> [DIRECTIVE]:
Take each line that has the word "child" and return it.

> [RECORD EXCERPTS]:
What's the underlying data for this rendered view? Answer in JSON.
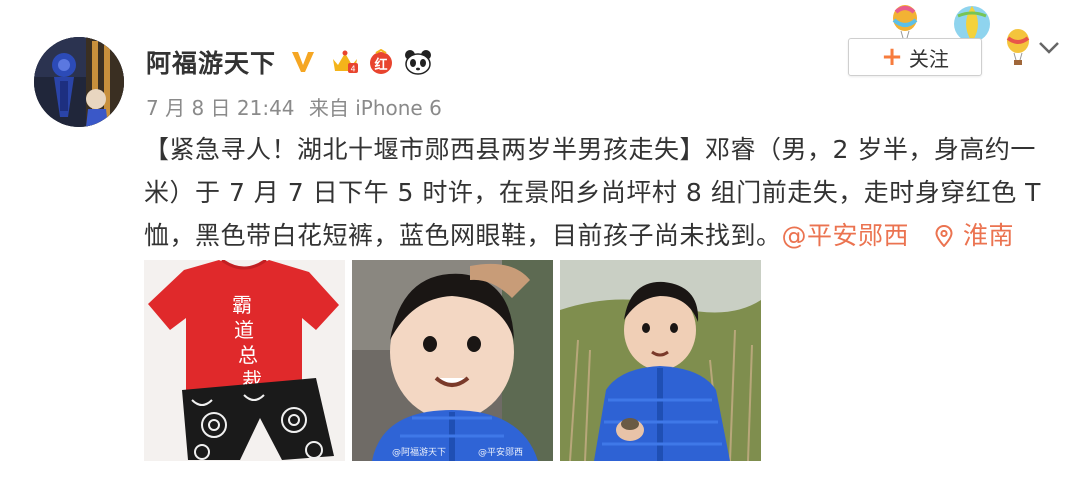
{
  "user": {
    "name": "阿福游天下",
    "badges": [
      "verified-v-icon",
      "crown-level-icon",
      "red-badge-icon",
      "panda-icon"
    ],
    "red_badge_label": "红"
  },
  "meta": {
    "date": "7 月 8 日 21:44",
    "source": "来自 iPhone 6"
  },
  "post": {
    "text": "【紧急寻人！湖北十堰市郧西县两岁半男孩走失】邓睿（男，2 岁半，身高约一米）于 7 月 7 日下午 5 时许，在景阳乡尚坪村 8 组门前走失，走时身穿红色 T 恤，黑色带白花短裤，蓝色网眼鞋，目前孩子尚未找到。",
    "mention": "@平安郧西",
    "location": "淮南"
  },
  "actions": {
    "follow_plus": "+",
    "follow_label": "关注"
  },
  "photos": [
    {
      "name": "photo-outfit",
      "shirt_text": [
        "霸",
        "道",
        "总",
        "裁"
      ]
    },
    {
      "name": "photo-child-portrait",
      "watermarks": [
        "@阿福游天下",
        "@平安郧西"
      ]
    },
    {
      "name": "photo-child-outdoors"
    }
  ],
  "colors": {
    "link": "#eb7350",
    "verified": "#f5a623",
    "red_badge": "#e8442e"
  }
}
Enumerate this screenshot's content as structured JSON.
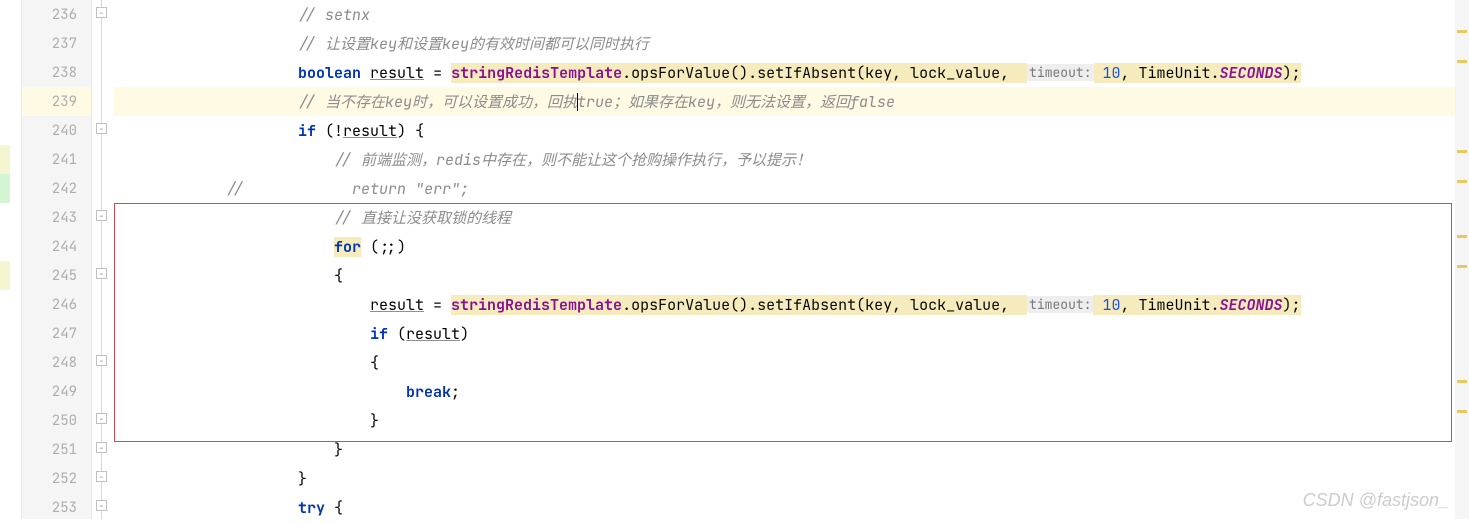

> [FINAL ANSWER]:
      "name": "photo-child-portrait",
      "name": "photo-child-outdoors"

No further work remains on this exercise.